Problem requirements: For the data below, work out how many lines include the string "this" and report only the number.

═══ Stored records ═══

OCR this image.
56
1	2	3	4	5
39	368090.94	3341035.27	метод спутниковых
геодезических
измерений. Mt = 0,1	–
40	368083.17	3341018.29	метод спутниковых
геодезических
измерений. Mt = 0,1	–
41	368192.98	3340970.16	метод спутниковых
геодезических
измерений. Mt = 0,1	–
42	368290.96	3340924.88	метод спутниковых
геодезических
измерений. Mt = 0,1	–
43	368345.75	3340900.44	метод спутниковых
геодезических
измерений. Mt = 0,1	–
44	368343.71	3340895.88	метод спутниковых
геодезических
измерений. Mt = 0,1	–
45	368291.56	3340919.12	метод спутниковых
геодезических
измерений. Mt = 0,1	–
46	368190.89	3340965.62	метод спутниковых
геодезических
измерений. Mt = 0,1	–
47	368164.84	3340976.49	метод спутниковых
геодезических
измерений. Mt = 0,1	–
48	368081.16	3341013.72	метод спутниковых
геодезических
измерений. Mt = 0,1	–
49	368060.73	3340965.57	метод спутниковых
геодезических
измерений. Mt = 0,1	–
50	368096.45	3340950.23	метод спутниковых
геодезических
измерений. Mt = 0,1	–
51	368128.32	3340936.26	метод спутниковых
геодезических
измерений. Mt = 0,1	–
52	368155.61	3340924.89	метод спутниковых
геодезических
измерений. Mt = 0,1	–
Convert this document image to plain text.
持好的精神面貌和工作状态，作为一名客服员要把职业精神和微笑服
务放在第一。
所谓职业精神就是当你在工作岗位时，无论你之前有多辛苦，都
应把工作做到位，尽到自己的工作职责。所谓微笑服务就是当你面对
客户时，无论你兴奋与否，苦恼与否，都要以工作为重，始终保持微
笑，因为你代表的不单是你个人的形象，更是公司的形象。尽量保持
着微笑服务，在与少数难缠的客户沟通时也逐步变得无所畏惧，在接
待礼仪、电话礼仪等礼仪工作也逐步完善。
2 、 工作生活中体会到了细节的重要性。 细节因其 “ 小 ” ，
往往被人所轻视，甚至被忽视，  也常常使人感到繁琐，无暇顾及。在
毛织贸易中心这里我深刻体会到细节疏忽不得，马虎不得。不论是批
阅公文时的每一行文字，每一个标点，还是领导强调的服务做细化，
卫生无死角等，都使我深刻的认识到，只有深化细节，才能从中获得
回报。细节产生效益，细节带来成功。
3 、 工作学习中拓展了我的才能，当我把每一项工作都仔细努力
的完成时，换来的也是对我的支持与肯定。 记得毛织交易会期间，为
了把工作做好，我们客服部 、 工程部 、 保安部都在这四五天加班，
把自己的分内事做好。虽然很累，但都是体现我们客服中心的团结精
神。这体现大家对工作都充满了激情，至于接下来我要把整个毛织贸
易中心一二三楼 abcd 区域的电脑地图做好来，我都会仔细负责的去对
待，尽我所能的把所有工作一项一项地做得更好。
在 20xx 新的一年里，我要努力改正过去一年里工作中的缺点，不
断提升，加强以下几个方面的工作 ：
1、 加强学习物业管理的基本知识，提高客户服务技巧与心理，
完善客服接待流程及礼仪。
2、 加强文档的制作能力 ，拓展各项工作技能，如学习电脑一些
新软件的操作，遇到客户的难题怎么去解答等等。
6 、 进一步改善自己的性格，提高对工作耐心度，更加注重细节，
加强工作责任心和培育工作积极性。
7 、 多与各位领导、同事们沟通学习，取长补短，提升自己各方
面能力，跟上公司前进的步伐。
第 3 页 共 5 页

═══

Correct result: 2